INSTRUCTION: Strip the pictures and reproduce the rest of the listing exactly.

Saved data entries:
[start]

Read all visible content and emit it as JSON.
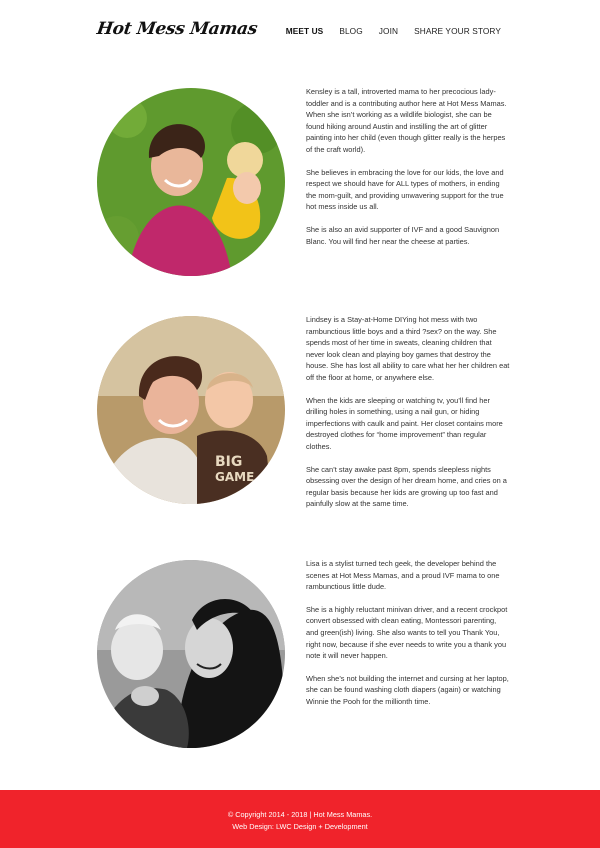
{
  "site": {
    "logo": "Hot Mess Mamas"
  },
  "nav": {
    "items": [
      {
        "label": "MEET US"
      },
      {
        "label": "BLOG"
      },
      {
        "label": "JOIN"
      },
      {
        "label": "SHARE YOUR STORY"
      }
    ]
  },
  "profiles": [
    {
      "paragraphs": [
        "Kensley is a tall, introverted mama to her precocious lady-toddler and is a contributing author here at Hot Mess Mamas. When she isn’t working as a wildlife biologist, she can be found hiking around Austin and instilling the art of glitter painting into her child (even though glitter really is the herpes of the craft world).",
        "She believes in embracing the love for our kids, the love and respect we should have for ALL types of mothers, in ending the mom-guilt, and providing unwavering support for the true hot mess inside us all.",
        "She is also an avid supporter of IVF and a good Sauvignon Blanc. You will find her near the cheese at parties."
      ]
    },
    {
      "paragraphs": [
        "Lindsey is a Stay-at-Home DIYing hot mess with two rambunctious little boys and a third ?sex? on the way. She spends most of her time in sweats, cleaning children that never look clean and playing boy games that destroy the house. She has lost all ability to care what her her children eat off the floor at home, or anywhere else.",
        "When the kids are sleeping or watching tv, you’ll find her drilling holes in something, using a nail gun, or hiding imperfections with caulk and paint. Her closet contains more destroyed clothes for “home improvement” than regular clothes.",
        "She can’t stay awake past 8pm, spends sleepless nights obsessing over the design of her dream home, and cries on a regular basis because her kids are growing up too fast and painfully slow at the same time."
      ]
    },
    {
      "paragraphs": [
        "Lisa is a stylist turned tech geek, the developer behind the scenes at Hot Mess Mamas, and a proud IVF mama to one rambunctious little dude.",
        "She is a highly reluctant minivan driver, and a recent crockpot convert obsessed with clean eating, Montessori parenting, and green(ish) living. She also wants to tell you Thank You, right now, because if she ever needs to write you a thank you note it will never happen.",
        "When she’s not building the internet and cursing at her laptop, she can be found washing cloth diapers (again) or watching Winnie the Pooh for the millionth time."
      ]
    }
  ],
  "footer": {
    "copyright": "© Copyright 2014 - 2018 | Hot Mess Mamas.",
    "credit": "Web Design: LWC Design + Development"
  },
  "colors": {
    "footer_bg": "#f0232b",
    "text": "#333333"
  }
}
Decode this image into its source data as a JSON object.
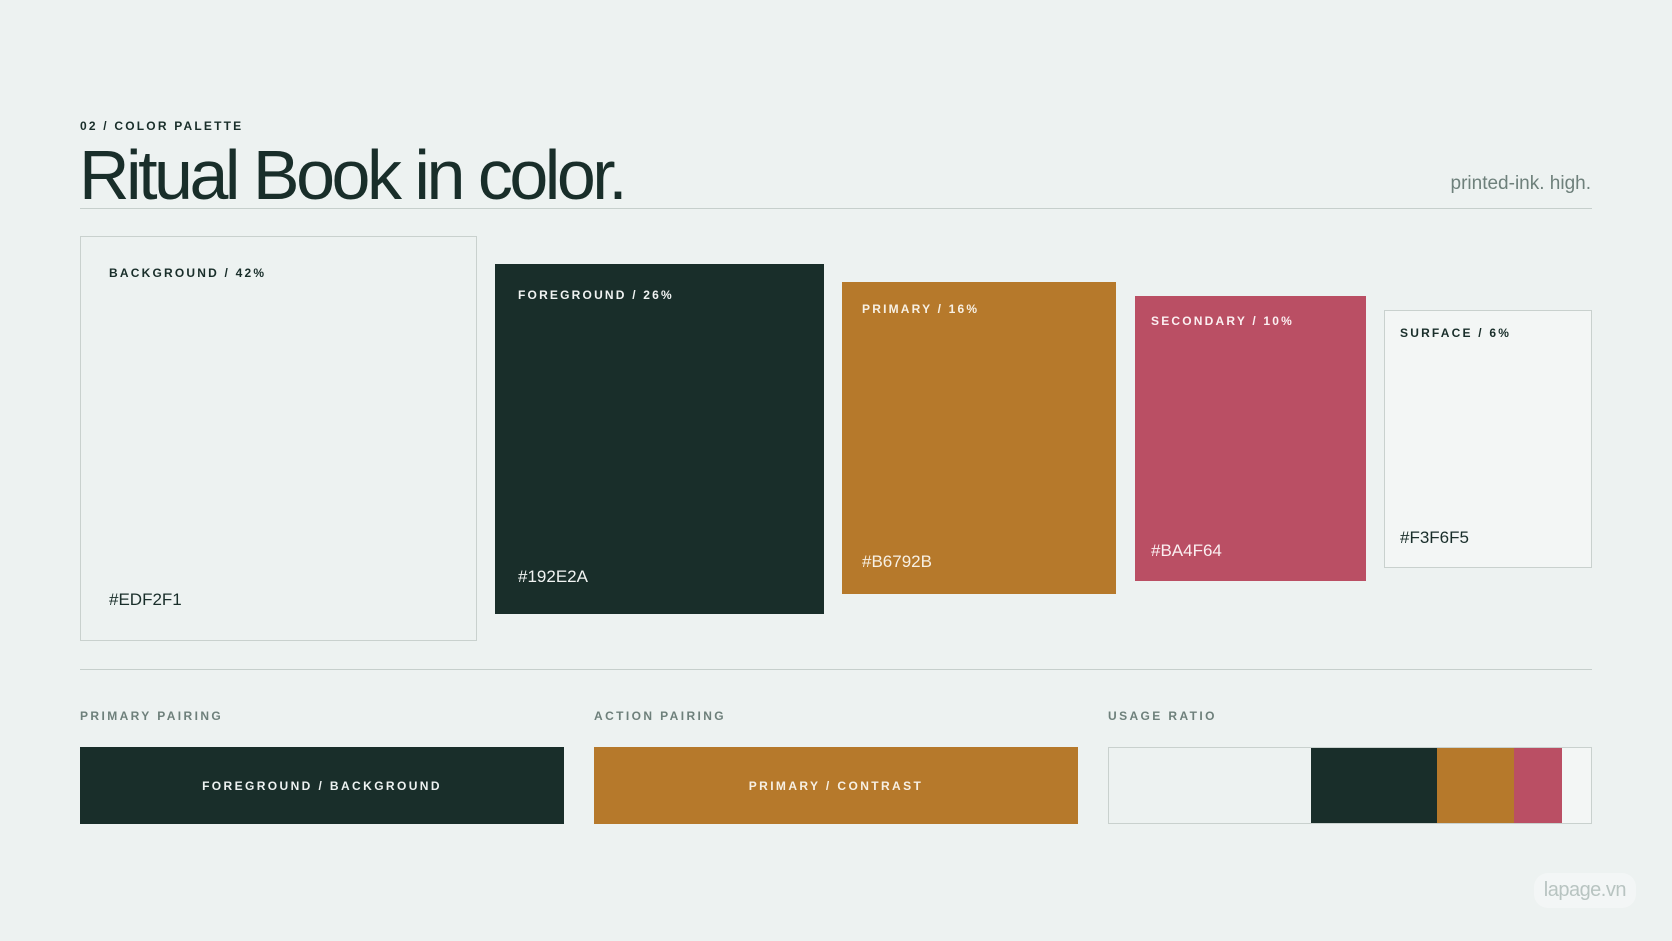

[end]

REPLY:
Read all visible content and emit it as JSON.
{
  "site": {
    "logo": "Hot Mess Mamas"
  },
  "nav": {
    "items": [
      {
        "label": "MEET US"
      },
      {
        "label": "BLOG"
      },
      {
        "label": "JOIN"
      },
      {
        "label": "SHARE YOUR STORY"
      }
    ]
  },
  "profiles": [
    {
      "paragraphs": [
        "Kensley is a tall, introverted mama to her precocious lady-toddler and is a contributing author here at Hot Mess Mamas. When she isn’t working as a wildlife biologist, she can be found hiking around Austin and instilling the art of glitter painting into her child (even though glitter really is the herpes of the craft world).",
        "She believes in embracing the love for our kids, the love and respect we should have for ALL types of mothers, in ending the mom-guilt, and providing unwavering support for the true hot mess inside us all.",
        "She is also an avid supporter of IVF and a good Sauvignon Blanc. You will find her near the cheese at parties."
      ]
    },
    {
      "paragraphs": [
        "Lindsey is a Stay-at-Home DIYing hot mess with two rambunctious little boys and a third ?sex? on the way. She spends most of her time in sweats, cleaning children that never look clean and playing boy games that destroy the house. She has lost all ability to care what her her children eat off the floor at home, or anywhere else.",
        "When the kids are sleeping or watching tv, you’ll find her drilling holes in something, using a nail gun, or hiding imperfections with caulk and paint. Her closet contains more destroyed clothes for “home improvement” than regular clothes.",
        "She can’t stay awake past 8pm, spends sleepless nights obsessing over the design of her dream home, and cries on a regular basis because her kids are growing up too fast and painfully slow at the same time."
      ]
    },
    {
      "paragraphs": [
        "Lisa is a stylist turned tech geek, the developer behind the scenes at Hot Mess Mamas, and a proud IVF mama to one rambunctious little dude.",
        "She is a highly reluctant minivan driver, and a recent crockpot convert obsessed with clean eating, Montessori parenting, and green(ish) living. She also wants to tell you Thank You, right now, because if she ever needs to write you a thank you note it will never happen.",
        "When she’s not building the internet and cursing at her laptop, she can be found washing cloth diapers (again) or watching Winnie the Pooh for the millionth time."
      ]
    }
  ],
  "footer": {
    "copyright": "© Copyright 2014 - 2018 | Hot Mess Mamas.",
    "credit": "Web Design: LWC Design + Development"
  },
  "colors": {
    "footer_bg": "#f0232b",
    "text": "#333333"
  }
}
Decode this image into its source data as a JSON object.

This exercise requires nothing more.